Dataset entries
## start

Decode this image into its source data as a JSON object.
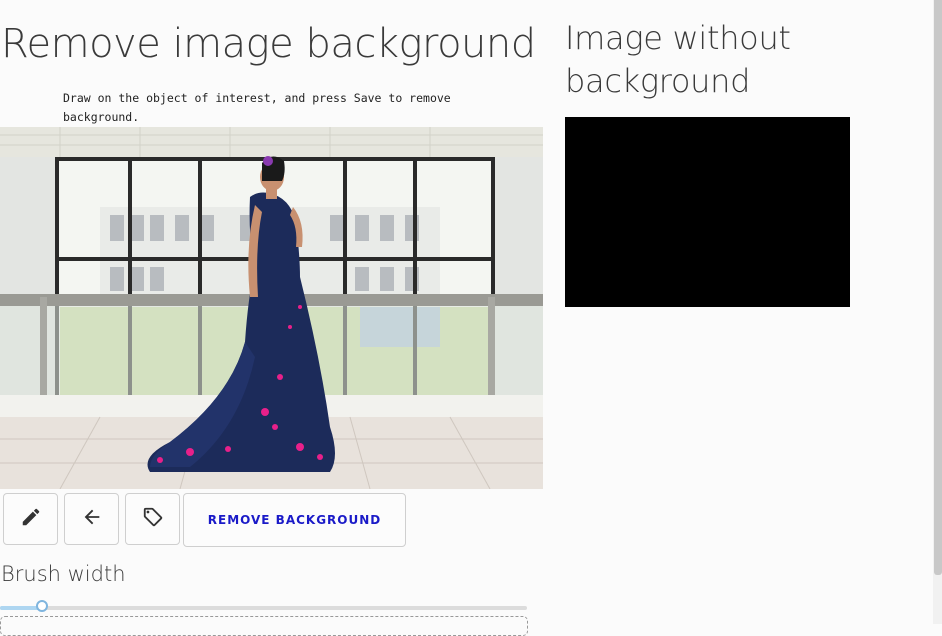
{
  "editor": {
    "title": "Remove image background",
    "instructions": "Draw on the object of interest, and press Save to remove background.",
    "toolbar": {
      "pencil_icon": "pencil-icon",
      "undo_icon": "arrow-left-icon",
      "label_icon": "tag-icon",
      "remove_label": "REMOVE BACKGROUND"
    },
    "brush": {
      "label": "Brush width",
      "value_fraction": 0.08
    }
  },
  "result": {
    "title": "Image without background"
  },
  "colors": {
    "accent": "#1a1ac8",
    "result_background": "#000000",
    "slider_fill": "#aed6f1"
  }
}
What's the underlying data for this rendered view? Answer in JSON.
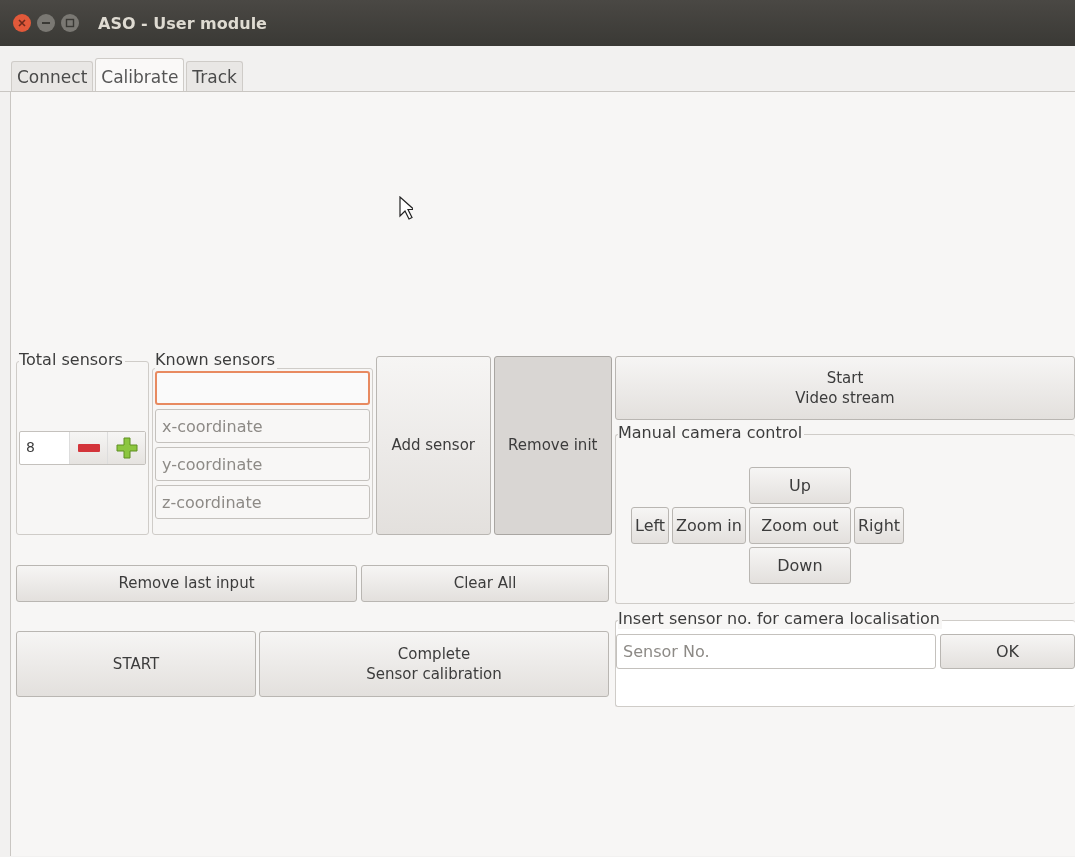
{
  "window": {
    "title": "ASO - User module"
  },
  "tabs": [
    {
      "label": "Connect",
      "selected": false
    },
    {
      "label": "Calibrate",
      "selected": true
    },
    {
      "label": "Track",
      "selected": false
    }
  ],
  "total_sensors": {
    "label": "Total sensors",
    "value": "8"
  },
  "known_sensors": {
    "label": "Known sensors",
    "fields": [
      {
        "focused": true
      },
      {
        "placeholder": "x-coordinate",
        "focused": false
      },
      {
        "placeholder": "y-coordinate",
        "focused": false
      },
      {
        "placeholder": "z-coordinate",
        "focused": false
      }
    ]
  },
  "sensor_buttons": [
    {
      "label": "Add sensor",
      "pressed": false
    },
    {
      "label": "Remove init",
      "pressed": true
    }
  ],
  "edit_buttons": [
    "Remove last input",
    "Clear All"
  ],
  "run_buttons": [
    "START",
    "Complete\nSensor calibration"
  ],
  "video_button": "Start\nVideo stream",
  "camera_control": {
    "label": "Manual camera control",
    "up": "Up",
    "left": "Left",
    "zoom_in": "Zoom in",
    "zoom_out": "Zoom out",
    "right": "Right",
    "down": "Down"
  },
  "localisation": {
    "label": "Insert sensor no. for camera localisation",
    "placeholder": "Sensor No.",
    "button": "OK"
  }
}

## end

Written exercise
Reproduce all entries without any change, and omit the pictures.

Final result
Decode this image into its source data as a JSON object.
{
  "editor": {
    "title": "Remove image background",
    "instructions": "Draw on the object of interest, and press Save to remove background.",
    "toolbar": {
      "pencil_icon": "pencil-icon",
      "undo_icon": "arrow-left-icon",
      "label_icon": "tag-icon",
      "remove_label": "REMOVE BACKGROUND"
    },
    "brush": {
      "label": "Brush width",
      "value_fraction": 0.08
    }
  },
  "result": {
    "title": "Image without background"
  },
  "colors": {
    "accent": "#1a1ac8",
    "result_background": "#000000",
    "slider_fill": "#aed6f1"
  }
}
What's the underlying data for this rendered view? Answer in JSON.
{
  "window": {
    "title": "ASO - User module"
  },
  "tabs": [
    {
      "label": "Connect",
      "selected": false
    },
    {
      "label": "Calibrate",
      "selected": true
    },
    {
      "label": "Track",
      "selected": false
    }
  ],
  "total_sensors": {
    "label": "Total sensors",
    "value": "8"
  },
  "known_sensors": {
    "label": "Known sensors",
    "fields": [
      {
        "focused": true
      },
      {
        "placeholder": "x-coordinate",
        "focused": false
      },
      {
        "placeholder": "y-coordinate",
        "focused": false
      },
      {
        "placeholder": "z-coordinate",
        "focused": false
      }
    ]
  },
  "sensor_buttons": [
    {
      "label": "Add sensor",
      "pressed": false
    },
    {
      "label": "Remove init",
      "pressed": true
    }
  ],
  "edit_buttons": [
    "Remove last input",
    "Clear All"
  ],
  "run_buttons": [
    "START",
    "Complete\nSensor calibration"
  ],
  "video_button": "Start\nVideo stream",
  "camera_control": {
    "label": "Manual camera control",
    "up": "Up",
    "left": "Left",
    "zoom_in": "Zoom in",
    "zoom_out": "Zoom out",
    "right": "Right",
    "down": "Down"
  },
  "localisation": {
    "label": "Insert sensor no. for camera localisation",
    "placeholder": "Sensor No.",
    "button": "OK"
  }
}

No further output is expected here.